In the baseball game recap, which batter hit an RBI single on the only pitch Juan Morillo threw?

### Text section ###

The Rangers had just tied the game and chased Paul Sewald (0-4), who had converted his first nine save chances, when No. 9 batter Jansen grounded a RBI single down the line into the left-field corner on the only pitch thrown by Juan Morillo.
That came after a frustrating top of the ninth for the Rangers, when Jacob Latz — their main closer since halfway through a stretch of 10 consecutive scoreless outings — failed to retire any of the four batters he faced. He was gone after Nolan Arenado had an RBI double and Ildemaro Vargas lined a two-run single into left for a 5-3 lead.
“Latz has been so good this year. He has given up next to no runs," manager Skip Schumaker said. “I pitched him two innings, day off, then back-to-back, and then running him out there, maybe not fair to him quite honestly.”
But when it was over, Latz was all smiles like every one else after the Rangers had clinched back-to-back-series wins for the first time since their first two series of the season.
“The boys picked him up in a big way,” Schumaker said. “And that’s what good teams do, and good teammates do, is they pick each other up.”
The Rangers (21-22) have won five of their last six games going into an off day Thursday.
Arizona (20-22) overcame a 3-0 deficit, finally getting even and then going ahead in the top of the ninth, handing their closer a two-run lead even after leaving 13 runners on base.
Sewald got out two of the first three batters in the ninth, starting with a strikeout of struggling shortstop Corey Seager. Josh Jung had a single in between those outs, and scored on Ezequiel Duran's double before Alejandro Osuna walked on five pitches and Jake Burger tied the game with an RBI single to chase the closer.
“I felt like they were just on every pitch,” Sewald said. “It just felt like when I threw good pitchers, it didn't matter.”

### Recorded data ###

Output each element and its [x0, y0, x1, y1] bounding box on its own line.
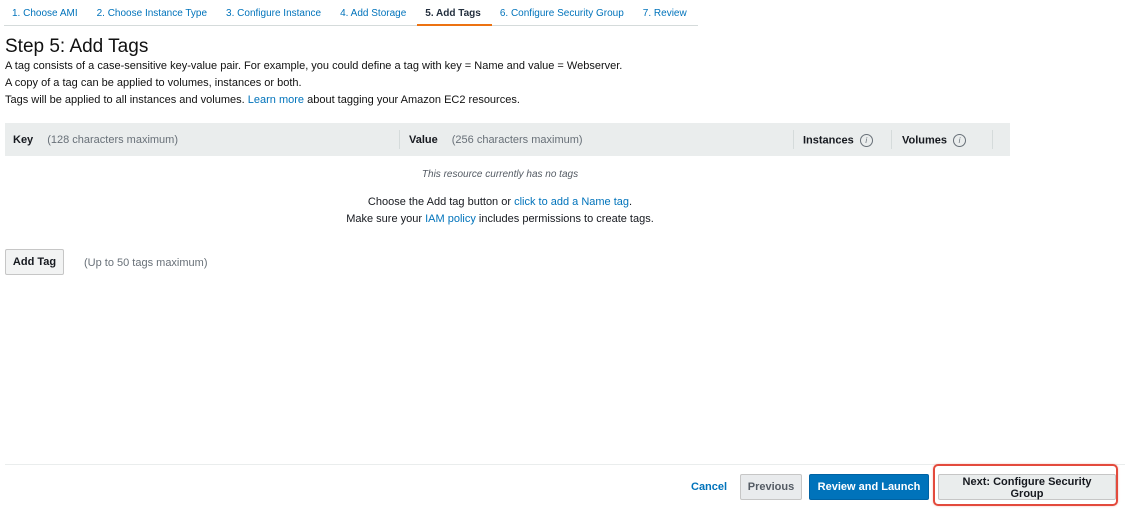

###

**Reply to the task:**
Jansen, the No. 9 batter.